Give the number of lines in the records below that include "errorQueue". Reply with that number alone.
-- Start of EXTRACTED ENTRIES --
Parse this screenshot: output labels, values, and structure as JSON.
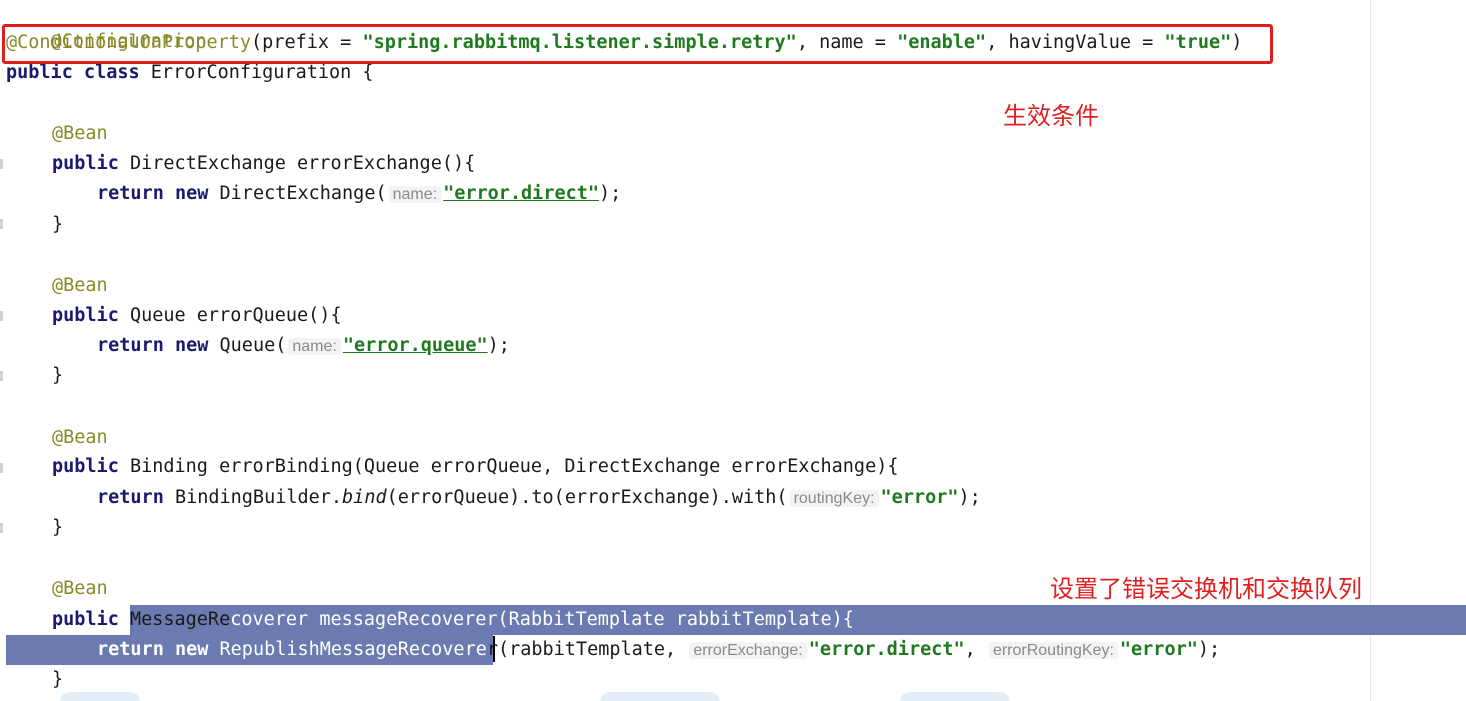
{
  "code": {
    "l01": {
      "ann": "@Configuration"
    },
    "l02": {
      "ann": "@ConditionalOnProperty",
      "p1": "(prefix = ",
      "s1": "\"spring.rabbitmq.listener.simple.retry\"",
      "p2": ", name = ",
      "s2": "\"enable\"",
      "p3": ", havingValue = ",
      "s3": "\"true\"",
      "p4": ")"
    },
    "l03": {
      "kw": "public class",
      "rest": " ErrorConfiguration {"
    },
    "l05": {
      "ann": "@Bean"
    },
    "l06": {
      "kw": "public",
      "rest": " DirectExchange errorExchange(){"
    },
    "l07": {
      "kw": "return new",
      "p1": " DirectExchange(",
      "hint": "name:",
      "s1": "\"error.direct\"",
      "p2": ");"
    },
    "l08": {
      "text": "}"
    },
    "l10": {
      "ann": "@Bean"
    },
    "l11": {
      "kw": "public",
      "rest": " Queue errorQueue(){"
    },
    "l12": {
      "kw": "return new",
      "p1": " Queue(",
      "hint": "name:",
      "s1": "\"error.queue\"",
      "p2": ");"
    },
    "l13": {
      "text": "}"
    },
    "l15": {
      "ann": "@Bean"
    },
    "l16": {
      "kw": "public",
      "rest": " Binding errorBinding(Queue errorQueue, DirectExchange errorExchange){"
    },
    "l17": {
      "kw": "return",
      "p1": " BindingBuilder.",
      "it": "bind",
      "p2": "(errorQueue).to(errorExchange).with(",
      "hint": "routingKey:",
      "s1": "\"error\"",
      "p3": ");"
    },
    "l18": {
      "text": "}"
    },
    "l20": {
      "ann": "@Bean"
    },
    "l21": {
      "kw": "public",
      "p1": " MessageRe",
      "p2": "coverer messageRecoverer(RabbitTemplate rabbitTemplate){"
    },
    "l22": {
      "kw": "return new",
      "p1": " RepublishMessageRecovere",
      "p2": "r(rabbitTemplate, ",
      "hint1": "errorExchange:",
      "s1": "\"error.direct\"",
      "p3": ", ",
      "hint2": "errorRoutingKey:",
      "s2": "\"error\"",
      "p4": ");"
    },
    "l23": {
      "text": "}"
    }
  },
  "annotations": {
    "condition_note": "生效条件",
    "setup_note": "设置了错误交换机和交换队列"
  },
  "colors": {
    "highlight_box": "#e01e1e",
    "note_text": "#e02020",
    "selection": "#6b7bb2"
  }
}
-- End of EXTRACTED ENTRIES --
TASK OUTPUT | 3